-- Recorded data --
▬▬▬▬▬▬▬▬▬▬
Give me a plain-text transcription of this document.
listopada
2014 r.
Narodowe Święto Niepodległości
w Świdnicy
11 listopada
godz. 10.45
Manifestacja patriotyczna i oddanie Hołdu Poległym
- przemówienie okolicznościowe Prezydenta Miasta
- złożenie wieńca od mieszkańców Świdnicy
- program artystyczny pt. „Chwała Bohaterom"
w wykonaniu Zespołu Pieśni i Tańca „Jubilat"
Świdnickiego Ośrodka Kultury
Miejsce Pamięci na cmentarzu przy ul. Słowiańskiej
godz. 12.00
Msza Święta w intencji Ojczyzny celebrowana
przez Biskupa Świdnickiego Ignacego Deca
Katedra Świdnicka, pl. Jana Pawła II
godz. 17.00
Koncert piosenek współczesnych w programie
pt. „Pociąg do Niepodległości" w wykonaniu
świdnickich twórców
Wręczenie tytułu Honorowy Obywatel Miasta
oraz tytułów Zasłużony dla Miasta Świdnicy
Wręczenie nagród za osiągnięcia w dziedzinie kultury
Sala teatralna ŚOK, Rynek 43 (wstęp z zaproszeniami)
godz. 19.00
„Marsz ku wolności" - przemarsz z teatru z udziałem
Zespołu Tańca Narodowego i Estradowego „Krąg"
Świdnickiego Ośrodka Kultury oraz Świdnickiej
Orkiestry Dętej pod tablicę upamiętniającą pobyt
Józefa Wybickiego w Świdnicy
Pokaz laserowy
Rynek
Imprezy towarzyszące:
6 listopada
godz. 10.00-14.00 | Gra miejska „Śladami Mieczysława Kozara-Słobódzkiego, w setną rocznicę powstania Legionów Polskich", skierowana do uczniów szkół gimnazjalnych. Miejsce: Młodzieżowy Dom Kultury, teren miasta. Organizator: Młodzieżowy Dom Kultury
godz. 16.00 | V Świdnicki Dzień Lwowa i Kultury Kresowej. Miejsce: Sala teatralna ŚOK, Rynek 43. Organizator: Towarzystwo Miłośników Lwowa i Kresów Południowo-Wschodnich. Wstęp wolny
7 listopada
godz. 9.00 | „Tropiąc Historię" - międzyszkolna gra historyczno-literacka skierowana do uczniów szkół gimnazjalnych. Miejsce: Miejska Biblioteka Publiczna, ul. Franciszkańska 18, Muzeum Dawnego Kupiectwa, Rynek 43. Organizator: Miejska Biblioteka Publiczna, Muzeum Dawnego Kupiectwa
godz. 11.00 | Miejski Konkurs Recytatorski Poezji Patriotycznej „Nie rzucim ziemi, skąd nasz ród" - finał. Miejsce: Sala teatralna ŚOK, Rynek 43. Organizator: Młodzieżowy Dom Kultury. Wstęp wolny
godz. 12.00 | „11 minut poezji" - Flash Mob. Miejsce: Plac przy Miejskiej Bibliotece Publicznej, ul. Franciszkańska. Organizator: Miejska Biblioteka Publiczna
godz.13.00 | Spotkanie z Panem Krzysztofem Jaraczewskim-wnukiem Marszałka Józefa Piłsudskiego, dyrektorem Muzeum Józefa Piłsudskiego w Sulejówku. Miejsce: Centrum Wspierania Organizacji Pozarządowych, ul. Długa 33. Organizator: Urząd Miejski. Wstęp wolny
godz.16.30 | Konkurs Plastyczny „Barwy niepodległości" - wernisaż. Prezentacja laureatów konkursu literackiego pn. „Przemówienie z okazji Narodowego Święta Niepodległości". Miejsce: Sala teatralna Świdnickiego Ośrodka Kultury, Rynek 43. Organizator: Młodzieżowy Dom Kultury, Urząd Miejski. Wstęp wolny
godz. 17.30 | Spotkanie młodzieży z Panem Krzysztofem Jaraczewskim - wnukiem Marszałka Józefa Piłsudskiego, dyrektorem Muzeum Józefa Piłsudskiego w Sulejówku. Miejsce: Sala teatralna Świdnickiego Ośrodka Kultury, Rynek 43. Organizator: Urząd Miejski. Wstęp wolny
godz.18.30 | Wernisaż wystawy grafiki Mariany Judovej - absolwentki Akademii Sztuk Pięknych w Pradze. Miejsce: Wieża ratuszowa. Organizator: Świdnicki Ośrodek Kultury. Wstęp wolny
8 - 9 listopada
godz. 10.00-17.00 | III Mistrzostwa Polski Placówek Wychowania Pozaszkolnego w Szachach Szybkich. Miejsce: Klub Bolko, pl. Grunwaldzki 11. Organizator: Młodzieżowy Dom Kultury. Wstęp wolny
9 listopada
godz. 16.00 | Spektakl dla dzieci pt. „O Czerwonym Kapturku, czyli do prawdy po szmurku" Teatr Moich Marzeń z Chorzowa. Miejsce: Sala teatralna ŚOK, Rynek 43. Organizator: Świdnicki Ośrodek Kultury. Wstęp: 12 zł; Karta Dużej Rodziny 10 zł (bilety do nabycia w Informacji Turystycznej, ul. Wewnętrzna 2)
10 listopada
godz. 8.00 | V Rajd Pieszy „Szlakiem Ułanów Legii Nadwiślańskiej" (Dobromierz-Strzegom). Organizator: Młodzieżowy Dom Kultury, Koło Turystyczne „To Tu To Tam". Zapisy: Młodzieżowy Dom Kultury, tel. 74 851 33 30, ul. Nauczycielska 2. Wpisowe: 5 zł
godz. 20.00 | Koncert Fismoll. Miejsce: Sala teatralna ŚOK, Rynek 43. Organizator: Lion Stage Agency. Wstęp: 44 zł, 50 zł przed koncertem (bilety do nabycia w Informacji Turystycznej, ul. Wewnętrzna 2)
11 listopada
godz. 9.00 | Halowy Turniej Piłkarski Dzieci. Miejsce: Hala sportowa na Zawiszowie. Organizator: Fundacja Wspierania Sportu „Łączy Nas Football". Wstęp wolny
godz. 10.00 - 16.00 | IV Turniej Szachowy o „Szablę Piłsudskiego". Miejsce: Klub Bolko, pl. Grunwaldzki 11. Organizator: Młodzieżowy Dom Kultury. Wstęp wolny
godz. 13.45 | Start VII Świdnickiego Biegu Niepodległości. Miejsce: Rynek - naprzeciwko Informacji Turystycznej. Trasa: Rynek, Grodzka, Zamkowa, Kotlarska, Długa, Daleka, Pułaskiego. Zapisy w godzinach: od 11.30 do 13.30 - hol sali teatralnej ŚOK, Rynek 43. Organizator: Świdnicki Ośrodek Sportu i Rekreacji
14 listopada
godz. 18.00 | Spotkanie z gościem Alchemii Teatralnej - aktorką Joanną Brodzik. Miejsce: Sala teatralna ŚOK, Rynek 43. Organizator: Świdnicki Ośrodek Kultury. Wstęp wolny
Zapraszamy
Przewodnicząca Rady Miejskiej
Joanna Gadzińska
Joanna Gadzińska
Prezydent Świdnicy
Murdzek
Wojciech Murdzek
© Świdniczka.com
▬▬▬▬▬▬▬▬▬▬
-- WRITTEN REQUEST --
Output all of the data above without any alteration.

-- FULL ANSWER --
Give me a plain-text transcription of this document.
listopada
2014 r.
Narodowe Święto Niepodległości
w Świdnicy
11 listopada
godz. 10.45
Manifestacja patriotyczna i oddanie Hołdu Poległym
- przemówienie okolicznościowe Prezydenta Miasta
- złożenie wieńca od mieszkańców Świdnicy
- program artystyczny pt. „Chwała Bohaterom"
w wykonaniu Zespołu Pieśni i Tańca „Jubilat"
Świdnickiego Ośrodka Kultury
Miejsce Pamięci na cmentarzu przy ul. Słowiańskiej
godz. 12.00
Msza Święta w intencji Ojczyzny celebrowana
przez Biskupa Świdnickiego Ignacego Deca
Katedra Świdnicka, pl. Jana Pawła II
godz. 17.00
Koncert piosenek współczesnych w programie
pt. „Pociąg do Niepodległości" w wykonaniu
świdnickich twórców
Wręczenie tytułu Honorowy Obywatel Miasta
oraz tytułów Zasłużony dla Miasta Świdnicy
Wręczenie nagród za osiągnięcia w dziedzinie kultury
Sala teatralna ŚOK, Rynek 43 (wstęp z zaproszeniami)
godz. 19.00
„Marsz ku wolności" - przemarsz z teatru z udziałem
Zespołu Tańca Narodowego i Estradowego „Krąg"
Świdnickiego Ośrodka Kultury oraz Świdnickiej
Orkiestry Dętej pod tablicę upamiętniającą pobyt
Józefa Wybickiego w Świdnicy
Pokaz laserowy
Rynek
Imprezy towarzyszące:
6 listopada
godz. 10.00-14.00 | Gra miejska „Śladami Mieczysława Kozara-Słobódzkiego, w setną rocznicę powstania Legionów Polskich", skierowana do uczniów szkół gimnazjalnych. Miejsce: Młodzieżowy Dom Kultury, teren miasta. Organizator: Młodzieżowy Dom Kultury
godz. 16.00 | V Świdnicki Dzień Lwowa i Kultury Kresowej. Miejsce: Sala teatralna ŚOK, Rynek 43. Organizator: Towarzystwo Miłośników Lwowa i Kresów Południowo-Wschodnich. Wstęp wolny
7 listopada
godz. 9.00 | „Tropiąc Historię" - międzyszkolna gra historyczno-literacka skierowana do uczniów szkół gimnazjalnych. Miejsce: Miejska Biblioteka Publiczna, ul. Franciszkańska 18, Muzeum Dawnego Kupiectwa, Rynek 43. Organizator: Miejska Biblioteka Publiczna, Muzeum Dawnego Kupiectwa
godz. 11.00 | Miejski Konkurs Recytatorski Poezji Patriotycznej „Nie rzucim ziemi, skąd nasz ród" - finał. Miejsce: Sala teatralna ŚOK, Rynek 43. Organizator: Młodzieżowy Dom Kultury. Wstęp wolny
godz. 12.00 | „11 minut poezji" - Flash Mob. Miejsce: Plac przy Miejskiej Bibliotece Publicznej, ul. Franciszkańska. Organizator: Miejska Biblioteka Publiczna
godz.13.00 | Spotkanie z Panem Krzysztofem Jaraczewskim-wnukiem Marszałka Józefa Piłsudskiego, dyrektorem Muzeum Józefa Piłsudskiego w Sulejówku. Miejsce: Centrum Wspierania Organizacji Pozarządowych, ul. Długa 33. Organizator: Urząd Miejski. Wstęp wolny
godz.16.30 | Konkurs Plastyczny „Barwy niepodległości" - wernisaż. Prezentacja laureatów konkursu literackiego pn. „Przemówienie z okazji Narodowego Święta Niepodległości". Miejsce: Sala teatralna Świdnickiego Ośrodka Kultury, Rynek 43. Organizator: Młodzieżowy Dom Kultury, Urząd Miejski. Wstęp wolny
godz. 17.30 | Spotkanie młodzieży z Panem Krzysztofem Jaraczewskim - wnukiem Marszałka Józefa Piłsudskiego, dyrektorem Muzeum Józefa Piłsudskiego w Sulejówku. Miejsce: Sala teatralna Świdnickiego Ośrodka Kultury, Rynek 43. Organizator: Urząd Miejski. Wstęp wolny
godz.18.30 | Wernisaż wystawy grafiki Mariany Judovej - absolwentki Akademii Sztuk Pięknych w Pradze. Miejsce: Wieża ratuszowa. Organizator: Świdnicki Ośrodek Kultury. Wstęp wolny
8 - 9 listopada
godz. 10.00-17.00 | III Mistrzostwa Polski Placówek Wychowania Pozaszkolnego w Szachach Szybkich. Miejsce: Klub Bolko, pl. Grunwaldzki 11. Organizator: Młodzieżowy Dom Kultury. Wstęp wolny
9 listopada
godz. 16.00 | Spektakl dla dzieci pt. „O Czerwonym Kapturku, czyli do prawdy po szmurku" Teatr Moich Marzeń z Chorzowa. Miejsce: Sala teatralna ŚOK, Rynek 43. Organizator: Świdnicki Ośrodek Kultury. Wstęp: 12 zł; Karta Dużej Rodziny 10 zł (bilety do nabycia w Informacji Turystycznej, ul. Wewnętrzna 2)
10 listopada
godz. 8.00 | V Rajd Pieszy „Szlakiem Ułanów Legii Nadwiślańskiej" (Dobromierz-Strzegom). Organizator: Młodzieżowy Dom Kultury, Koło Turystyczne „To Tu To Tam". Zapisy: Młodzieżowy Dom Kultury, tel. 74 851 33 30, ul. Nauczycielska 2. Wpisowe: 5 zł
godz. 20.00 | Koncert Fismoll. Miejsce: Sala teatralna ŚOK, Rynek 43. Organizator: Lion Stage Agency. Wstęp: 44 zł, 50 zł przed koncertem (bilety do nabycia w Informacji Turystycznej, ul. Wewnętrzna 2)
11 listopada
godz. 9.00 | Halowy Turniej Piłkarski Dzieci. Miejsce: Hala sportowa na Zawiszowie. Organizator: Fundacja Wspierania Sportu „Łączy Nas Football". Wstęp wolny
godz. 10.00 - 16.00 | IV Turniej Szachowy o „Szablę Piłsudskiego". Miejsce: Klub Bolko, pl. Grunwaldzki 11. Organizator: Młodzieżowy Dom Kultury. Wstęp wolny
godz. 13.45 | Start VII Świdnickiego Biegu Niepodległości. Miejsce: Rynek - naprzeciwko Informacji Turystycznej. Trasa: Rynek, Grodzka, Zamkowa, Kotlarska, Długa, Daleka, Pułaskiego. Zapisy w godzinach: od 11.30 do 13.30 - hol sali teatralnej ŚOK, Rynek 43. Organizator: Świdnicki Ośrodek Sportu i Rekreacji
14 listopada
godz. 18.00 | Spotkanie z gościem Alchemii Teatralnej - aktorką Joanną Brodzik. Miejsce: Sala teatralna ŚOK, Rynek 43. Organizator: Świdnicki Ośrodek Kultury. Wstęp wolny
Zapraszamy
Przewodnicząca Rady Miejskiej
Joanna Gadzińska
Joanna Gadzińska
Prezydent Świdnicy
Murdzek
Wojciech Murdzek
© Świdniczka.com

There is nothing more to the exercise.